** EXERCICES À RÉALISER **
1. D'après l'extrait, combien d'hectares les grands projets d'État pourraient-ils consommer sur la période 2021-2031 ?
2. Reprenez le passage de l'extrait allant de "Si le texte" jusqu'à "maîtriser leur impact.", en renommant "Gouvernement" en "pouvoir exécutif".

Si le texte fixe aux collectivités territoriales d'ambitieux objectifs pour limiter l'artificialisation des sols sur leur périmètre, le Gouvernement feint d'ignorer que certains des projets les plus consommateurs d'espaces sont décidés ou conduits par l'État , les élus locaux n'ayant aucun moyen de maîtriser leur impact.

Pour la période 2021-2031, on estime qu'environ 20 000 hectares, soit environ 15 % de l'enveloppe nationale d'artificialisation permise en application de l'objectif de réduction de 50 %, pourraient être consommés par de grands projets d'État, tels les grands ports maritimes, les liaisons ferroviaires à grande vitesse ou encore le Canal Seine-Nord. Les régions concernées devront renoncer à nombre de projets régionaux ou locaux, puisque pour compenser cet impact des grands projets nationaux, elles seraient dans certains cas tenues d'atteindre une réduction non pas de 50 %, mais de 85 % de l'artificialisation régionale. En outre, rien dans la loi Climat-résilience n'impose la réduction de l'impact de ces grands projets : la loi ne prévoit que la possibilité de mutualiser les projets d'ampleur régionale ou nationale.

Pourquoi l'État ne s'est-il pas imposé à lui-même le principe de sobriété foncière qu'il appliquera si fermement aux collectivités territoriales ?

Entrées d'éléments encadrés

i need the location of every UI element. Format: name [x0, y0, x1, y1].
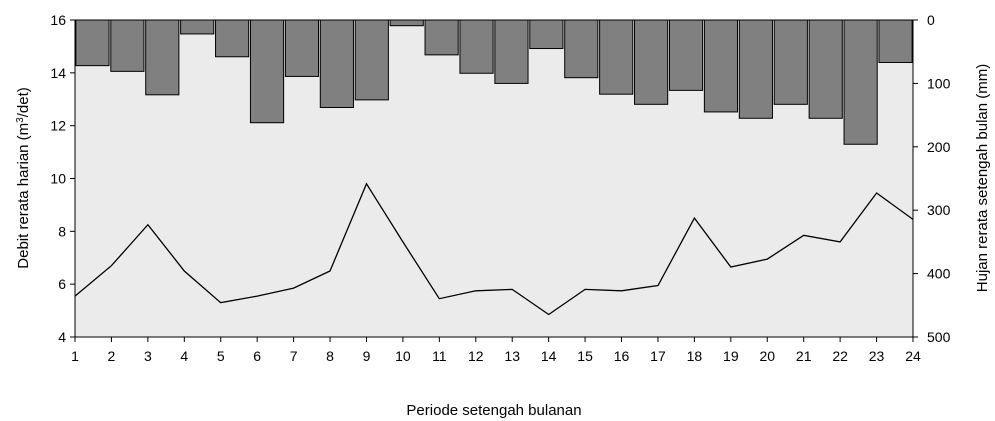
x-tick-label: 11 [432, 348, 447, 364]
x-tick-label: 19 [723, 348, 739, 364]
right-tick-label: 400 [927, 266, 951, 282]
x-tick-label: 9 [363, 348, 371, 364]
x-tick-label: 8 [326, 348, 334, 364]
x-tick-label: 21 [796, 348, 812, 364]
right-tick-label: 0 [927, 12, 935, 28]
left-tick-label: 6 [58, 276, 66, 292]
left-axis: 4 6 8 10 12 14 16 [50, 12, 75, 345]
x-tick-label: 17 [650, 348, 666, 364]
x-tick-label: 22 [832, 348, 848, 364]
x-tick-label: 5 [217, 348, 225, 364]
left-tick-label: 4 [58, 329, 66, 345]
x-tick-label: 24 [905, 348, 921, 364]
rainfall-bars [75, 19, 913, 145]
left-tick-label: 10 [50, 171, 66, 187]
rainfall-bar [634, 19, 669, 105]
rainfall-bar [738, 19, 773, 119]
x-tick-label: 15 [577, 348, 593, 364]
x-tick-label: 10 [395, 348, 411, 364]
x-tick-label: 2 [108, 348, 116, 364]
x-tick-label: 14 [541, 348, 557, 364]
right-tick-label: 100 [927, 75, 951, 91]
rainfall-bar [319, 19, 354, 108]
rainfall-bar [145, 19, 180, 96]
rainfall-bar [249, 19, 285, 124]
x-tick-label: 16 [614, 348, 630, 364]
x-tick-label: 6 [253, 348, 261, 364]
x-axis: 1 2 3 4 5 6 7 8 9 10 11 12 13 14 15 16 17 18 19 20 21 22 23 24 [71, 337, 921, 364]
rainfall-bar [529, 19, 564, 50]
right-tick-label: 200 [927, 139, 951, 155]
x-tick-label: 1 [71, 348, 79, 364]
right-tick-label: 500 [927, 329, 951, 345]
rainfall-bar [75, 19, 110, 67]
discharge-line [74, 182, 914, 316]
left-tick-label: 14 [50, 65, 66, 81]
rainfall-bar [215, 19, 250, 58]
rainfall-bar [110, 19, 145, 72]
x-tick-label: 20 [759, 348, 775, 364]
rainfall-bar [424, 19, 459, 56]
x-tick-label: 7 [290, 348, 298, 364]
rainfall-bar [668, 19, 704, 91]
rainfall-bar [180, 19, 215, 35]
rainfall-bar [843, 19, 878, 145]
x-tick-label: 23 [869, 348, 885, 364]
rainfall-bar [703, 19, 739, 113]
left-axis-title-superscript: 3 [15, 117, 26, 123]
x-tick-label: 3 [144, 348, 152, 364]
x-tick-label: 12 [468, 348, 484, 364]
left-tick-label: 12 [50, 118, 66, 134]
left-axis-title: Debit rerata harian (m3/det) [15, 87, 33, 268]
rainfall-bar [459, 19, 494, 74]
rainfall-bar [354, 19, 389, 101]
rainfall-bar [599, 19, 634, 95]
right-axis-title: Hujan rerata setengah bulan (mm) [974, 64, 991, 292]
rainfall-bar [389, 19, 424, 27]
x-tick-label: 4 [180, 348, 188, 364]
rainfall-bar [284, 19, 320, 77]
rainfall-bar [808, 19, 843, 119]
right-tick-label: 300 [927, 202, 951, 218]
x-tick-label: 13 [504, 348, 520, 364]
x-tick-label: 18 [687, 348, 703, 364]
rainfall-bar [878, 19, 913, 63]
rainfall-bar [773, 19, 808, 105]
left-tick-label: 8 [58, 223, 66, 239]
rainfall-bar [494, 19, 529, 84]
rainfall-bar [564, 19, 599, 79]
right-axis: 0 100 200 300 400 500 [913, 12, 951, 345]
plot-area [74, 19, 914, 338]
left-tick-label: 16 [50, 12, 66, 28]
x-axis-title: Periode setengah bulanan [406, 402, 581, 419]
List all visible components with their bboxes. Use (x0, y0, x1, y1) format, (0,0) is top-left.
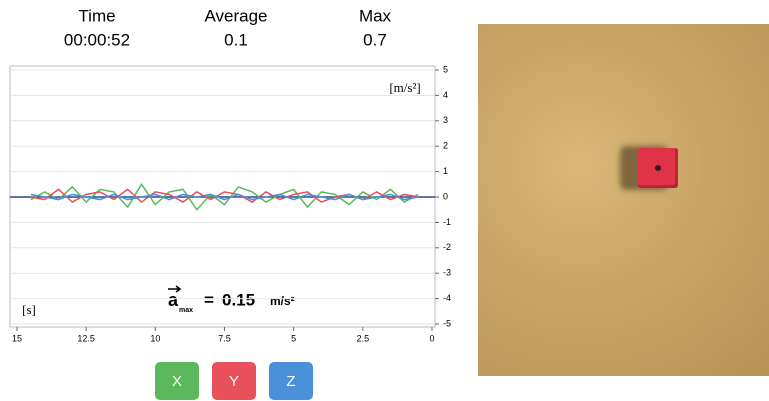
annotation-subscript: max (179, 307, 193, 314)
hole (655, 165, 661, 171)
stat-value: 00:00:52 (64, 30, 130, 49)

** RÉSULTATS PAR EXERCICE **
1. Environ 20 000 hectares.

2.
Si le texte fixe aux collectivités territoriales d'ambitieux objectifs pour limiter l'artificialisation des sols sur leur périmètre, le pouvoir exécutif feint d'ignorer que certains des projets les plus consommateurs d'espaces sont décidés ou conduits par l'État , les élus locaux n'ayant aucun moyen de maîtriser leur impact.